---------- EXCERPTED DATA
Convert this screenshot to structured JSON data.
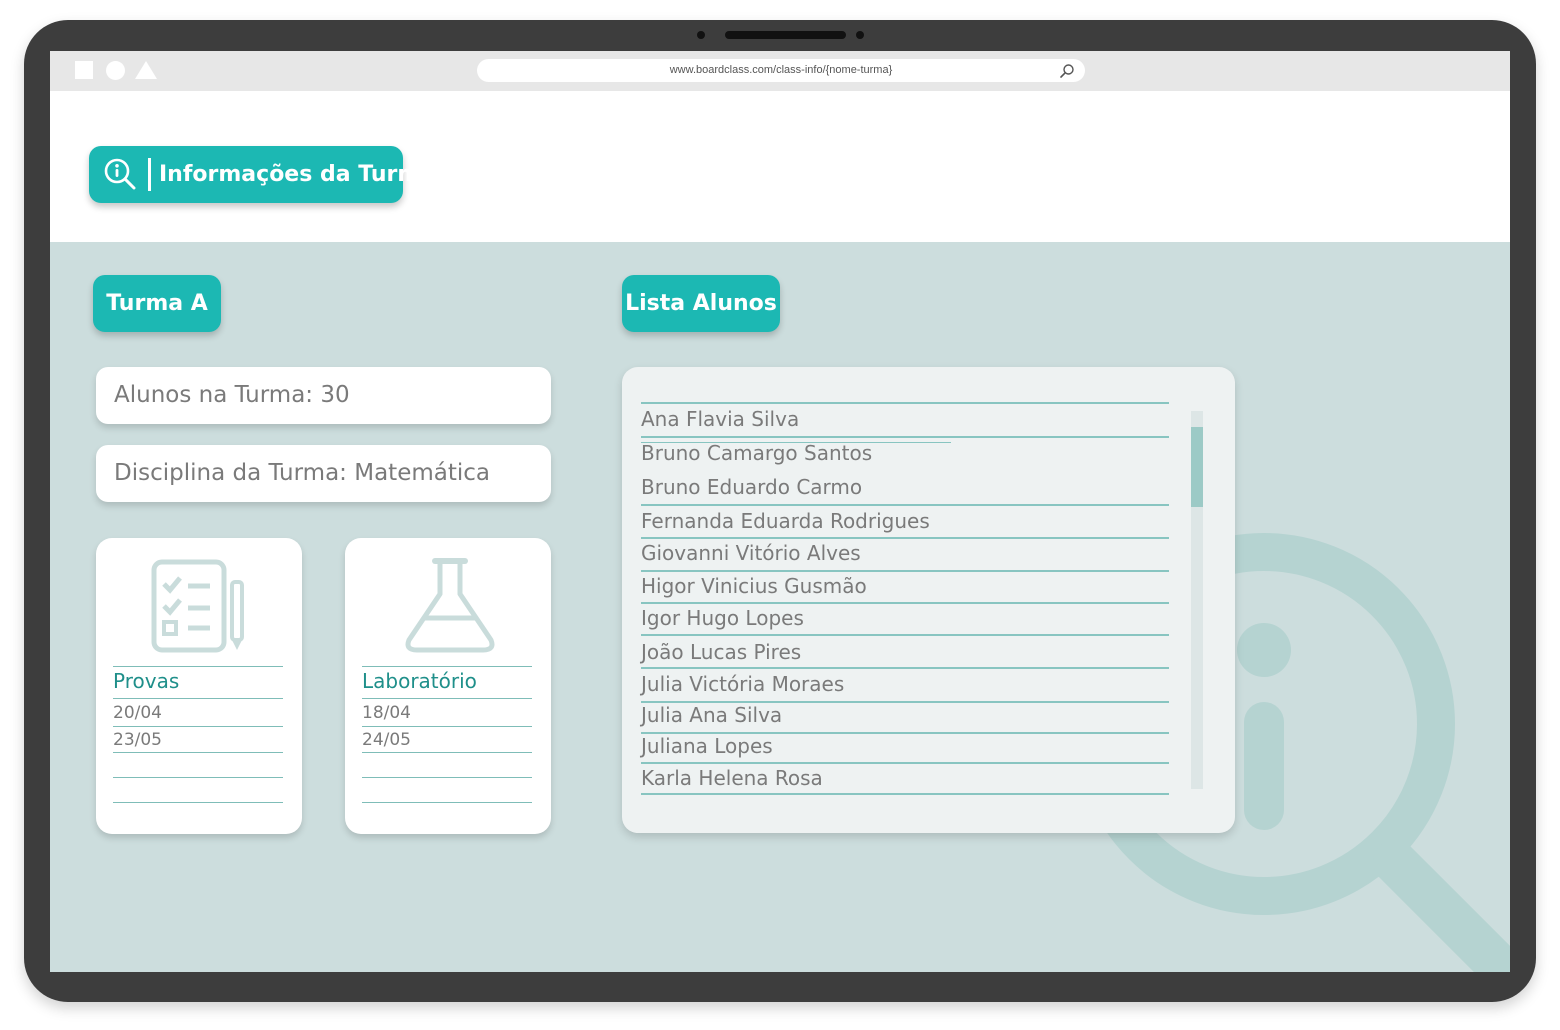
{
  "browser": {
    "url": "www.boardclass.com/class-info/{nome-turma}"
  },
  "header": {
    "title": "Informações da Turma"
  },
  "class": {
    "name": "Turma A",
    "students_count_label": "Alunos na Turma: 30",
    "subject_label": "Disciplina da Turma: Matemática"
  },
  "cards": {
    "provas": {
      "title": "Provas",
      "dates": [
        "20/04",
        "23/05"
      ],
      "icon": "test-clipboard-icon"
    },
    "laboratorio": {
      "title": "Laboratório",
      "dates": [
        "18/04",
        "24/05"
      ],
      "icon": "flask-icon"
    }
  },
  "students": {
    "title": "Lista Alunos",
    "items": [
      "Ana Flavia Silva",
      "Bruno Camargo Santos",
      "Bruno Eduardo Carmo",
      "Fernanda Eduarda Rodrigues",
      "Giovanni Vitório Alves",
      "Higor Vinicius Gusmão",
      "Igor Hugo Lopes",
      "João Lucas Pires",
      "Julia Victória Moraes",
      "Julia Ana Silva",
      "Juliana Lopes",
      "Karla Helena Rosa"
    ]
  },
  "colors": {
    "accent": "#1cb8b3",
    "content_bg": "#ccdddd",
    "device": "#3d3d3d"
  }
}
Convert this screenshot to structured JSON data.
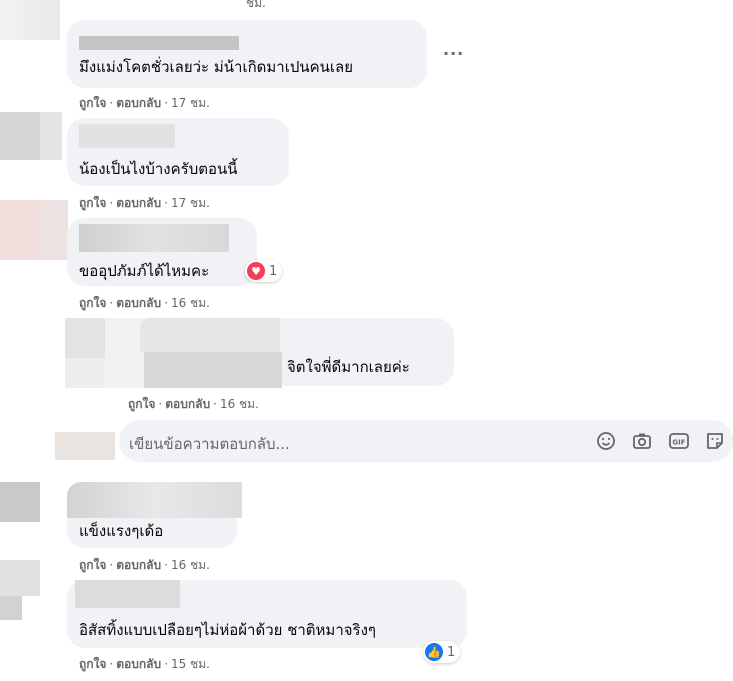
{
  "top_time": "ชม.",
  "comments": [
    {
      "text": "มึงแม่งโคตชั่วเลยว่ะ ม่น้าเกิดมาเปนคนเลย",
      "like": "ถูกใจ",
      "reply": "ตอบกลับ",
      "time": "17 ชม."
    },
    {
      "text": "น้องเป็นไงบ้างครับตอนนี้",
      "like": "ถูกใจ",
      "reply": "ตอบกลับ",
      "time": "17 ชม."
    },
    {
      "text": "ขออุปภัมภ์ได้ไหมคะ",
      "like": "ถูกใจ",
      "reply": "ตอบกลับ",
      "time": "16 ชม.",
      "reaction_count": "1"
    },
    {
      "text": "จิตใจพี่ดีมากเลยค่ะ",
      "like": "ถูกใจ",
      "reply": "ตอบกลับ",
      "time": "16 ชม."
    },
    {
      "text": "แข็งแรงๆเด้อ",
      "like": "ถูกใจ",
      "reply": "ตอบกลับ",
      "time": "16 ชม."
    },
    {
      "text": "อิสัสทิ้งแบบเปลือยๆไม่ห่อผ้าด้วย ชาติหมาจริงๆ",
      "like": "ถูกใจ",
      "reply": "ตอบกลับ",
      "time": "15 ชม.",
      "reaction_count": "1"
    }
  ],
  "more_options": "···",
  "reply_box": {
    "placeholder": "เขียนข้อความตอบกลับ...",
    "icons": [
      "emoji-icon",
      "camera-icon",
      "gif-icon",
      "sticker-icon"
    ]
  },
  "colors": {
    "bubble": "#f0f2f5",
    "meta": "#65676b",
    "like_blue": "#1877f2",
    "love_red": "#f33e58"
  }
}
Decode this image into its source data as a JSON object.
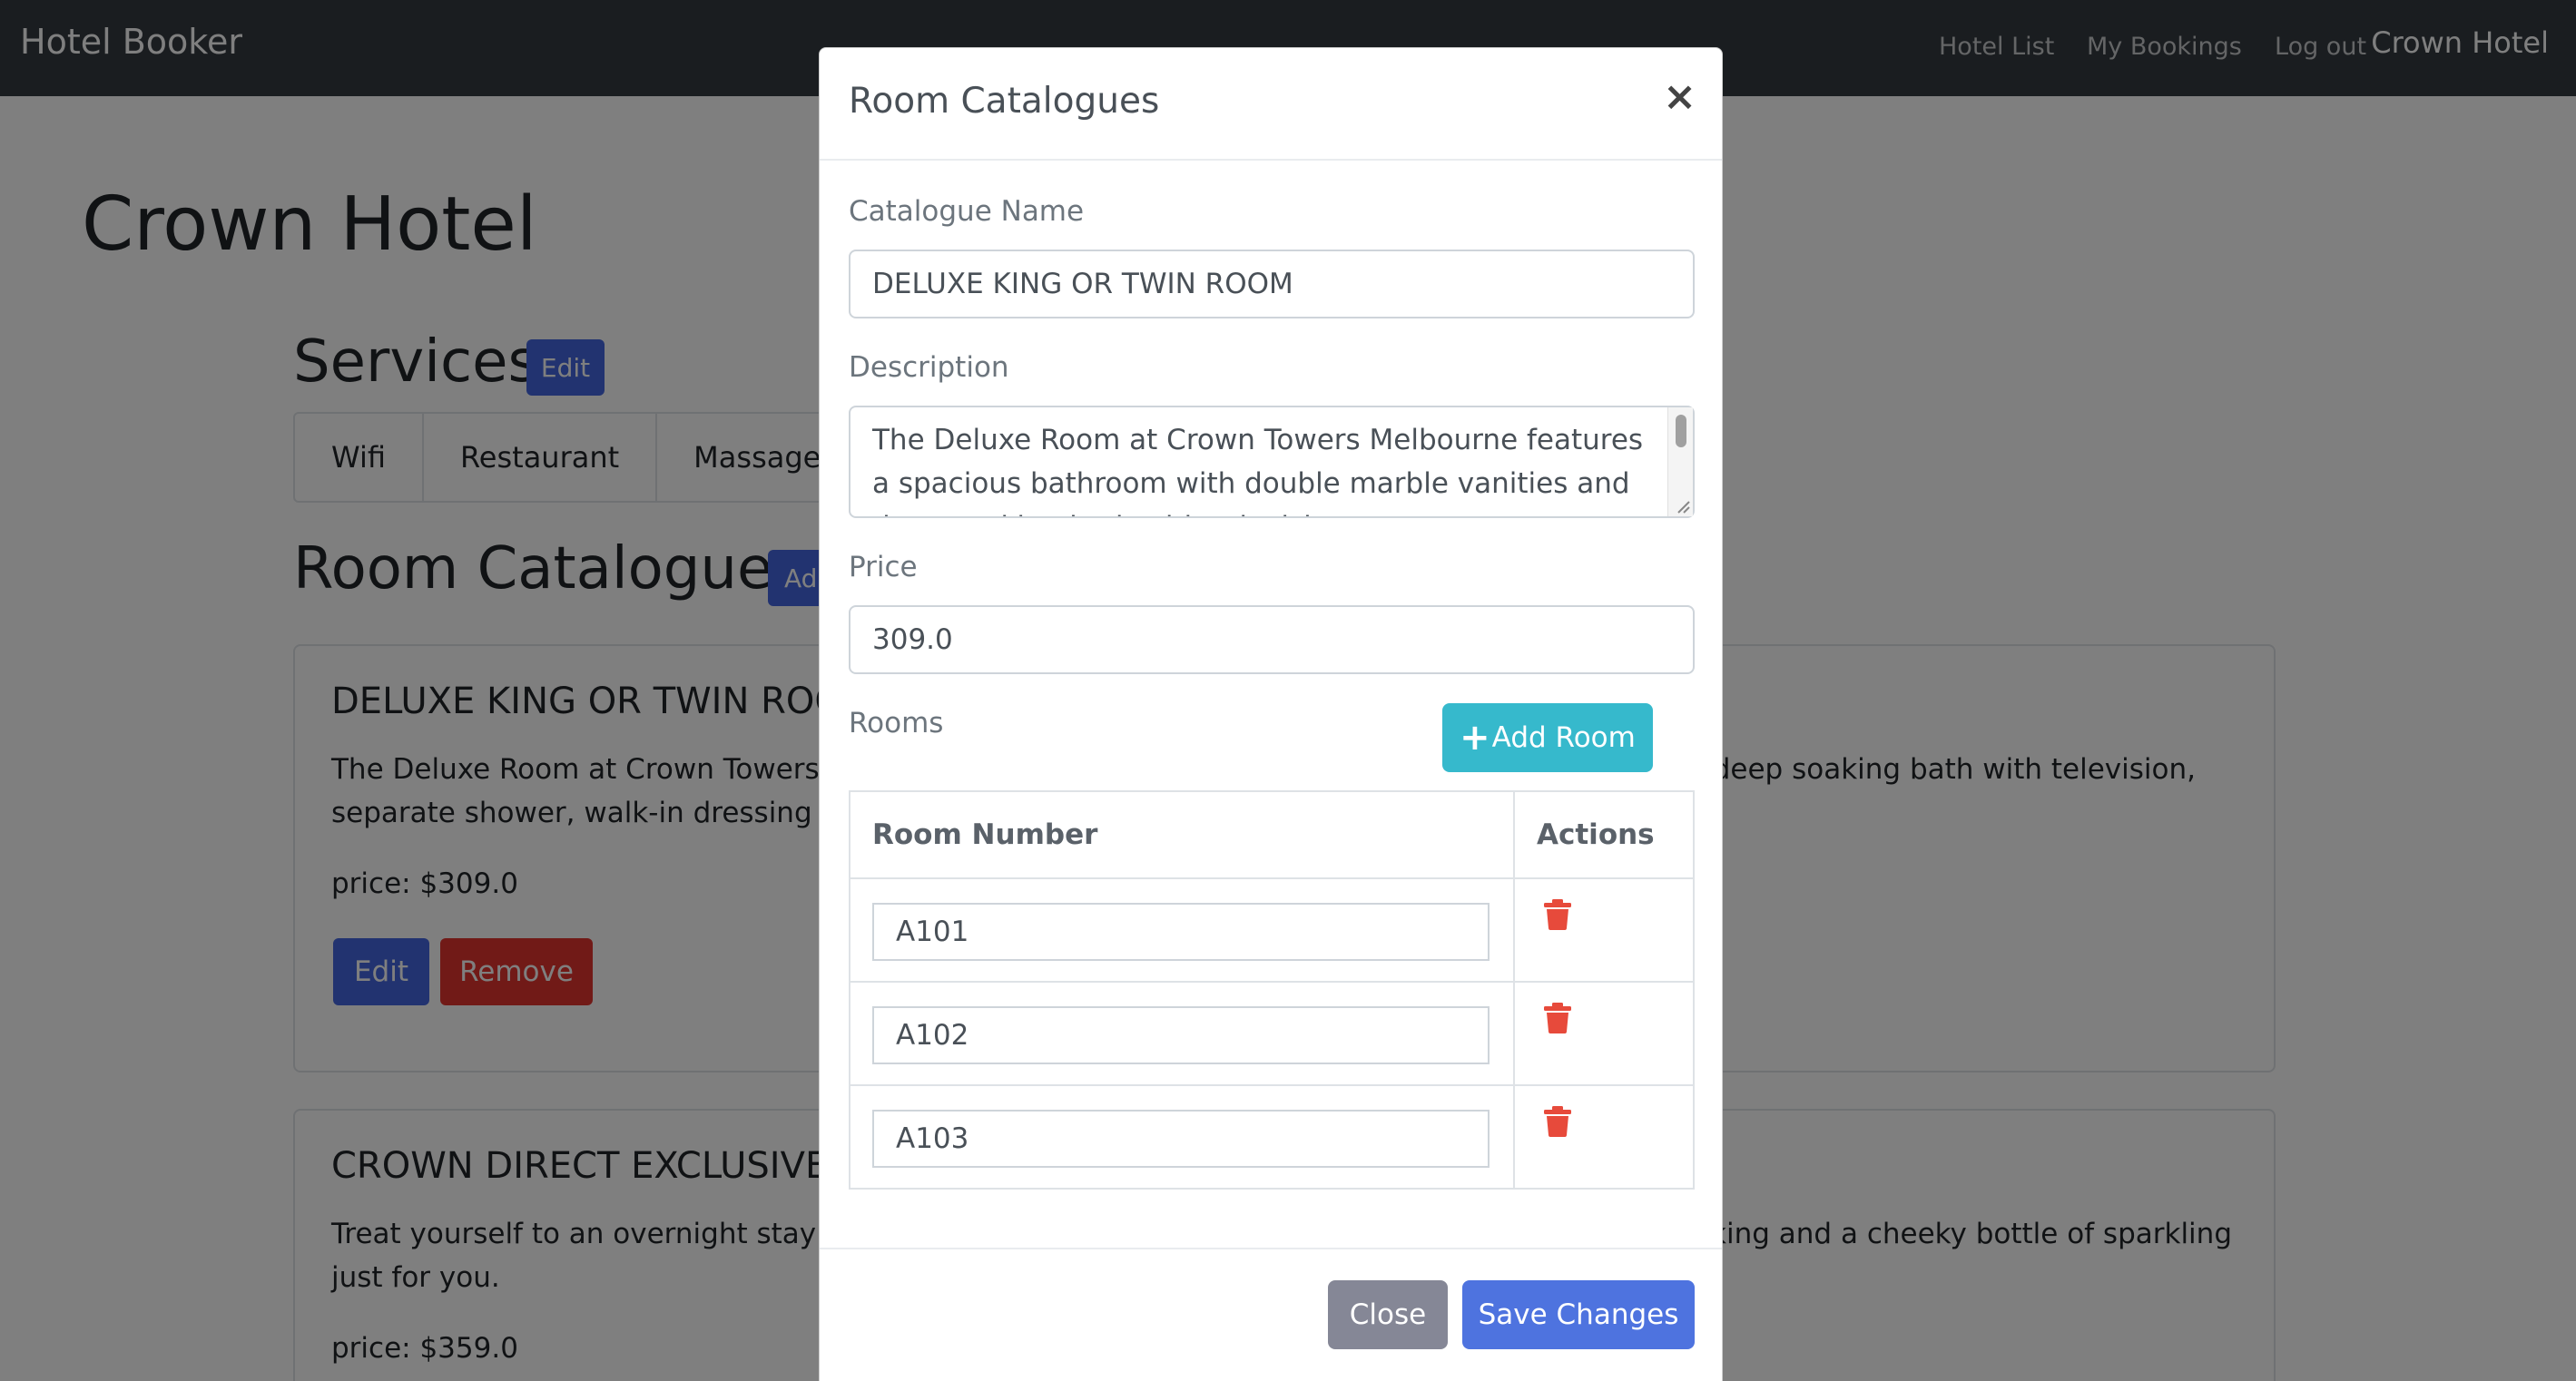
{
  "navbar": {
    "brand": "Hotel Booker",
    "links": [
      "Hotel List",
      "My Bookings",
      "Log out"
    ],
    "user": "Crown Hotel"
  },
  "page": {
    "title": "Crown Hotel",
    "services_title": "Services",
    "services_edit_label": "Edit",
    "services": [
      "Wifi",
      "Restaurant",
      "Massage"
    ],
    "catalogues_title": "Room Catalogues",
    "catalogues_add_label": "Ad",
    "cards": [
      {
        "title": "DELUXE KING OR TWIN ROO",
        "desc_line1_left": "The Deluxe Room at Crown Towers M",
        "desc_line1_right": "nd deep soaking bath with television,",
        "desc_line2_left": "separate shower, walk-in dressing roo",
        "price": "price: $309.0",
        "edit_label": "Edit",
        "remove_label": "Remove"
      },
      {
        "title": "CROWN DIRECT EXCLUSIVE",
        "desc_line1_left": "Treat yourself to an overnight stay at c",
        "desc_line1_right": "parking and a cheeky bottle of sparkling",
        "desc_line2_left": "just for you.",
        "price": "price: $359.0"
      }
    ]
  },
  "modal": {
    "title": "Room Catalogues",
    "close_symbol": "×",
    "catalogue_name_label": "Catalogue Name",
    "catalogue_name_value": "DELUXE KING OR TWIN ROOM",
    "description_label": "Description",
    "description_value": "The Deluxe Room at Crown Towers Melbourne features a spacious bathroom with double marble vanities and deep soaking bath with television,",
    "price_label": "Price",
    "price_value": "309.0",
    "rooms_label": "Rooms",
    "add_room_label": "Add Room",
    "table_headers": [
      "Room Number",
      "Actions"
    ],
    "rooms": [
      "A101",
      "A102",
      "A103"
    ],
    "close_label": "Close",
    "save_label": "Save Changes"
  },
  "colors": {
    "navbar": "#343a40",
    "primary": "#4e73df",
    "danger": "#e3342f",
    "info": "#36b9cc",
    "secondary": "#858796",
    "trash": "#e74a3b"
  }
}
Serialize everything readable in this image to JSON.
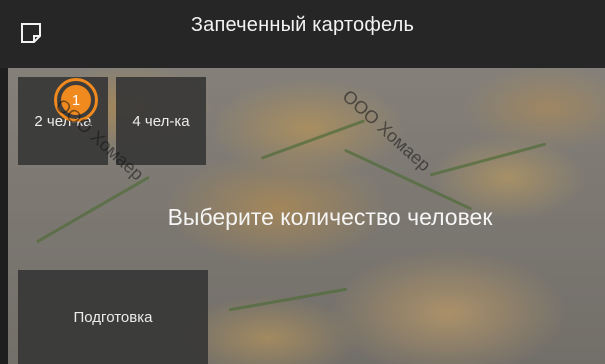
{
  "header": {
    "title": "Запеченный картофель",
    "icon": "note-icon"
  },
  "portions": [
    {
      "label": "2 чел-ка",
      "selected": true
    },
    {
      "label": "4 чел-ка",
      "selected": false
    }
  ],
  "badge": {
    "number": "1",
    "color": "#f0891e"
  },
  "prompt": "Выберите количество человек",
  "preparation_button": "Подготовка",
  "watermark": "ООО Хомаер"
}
--------------------
— PROBLEM REQUIREMENTS —
Go through the listing above and pull out each line containing the word "Edit".

— FINAL RESULT —
    "services_edit_label": "Edit",
        "edit_label": "Edit",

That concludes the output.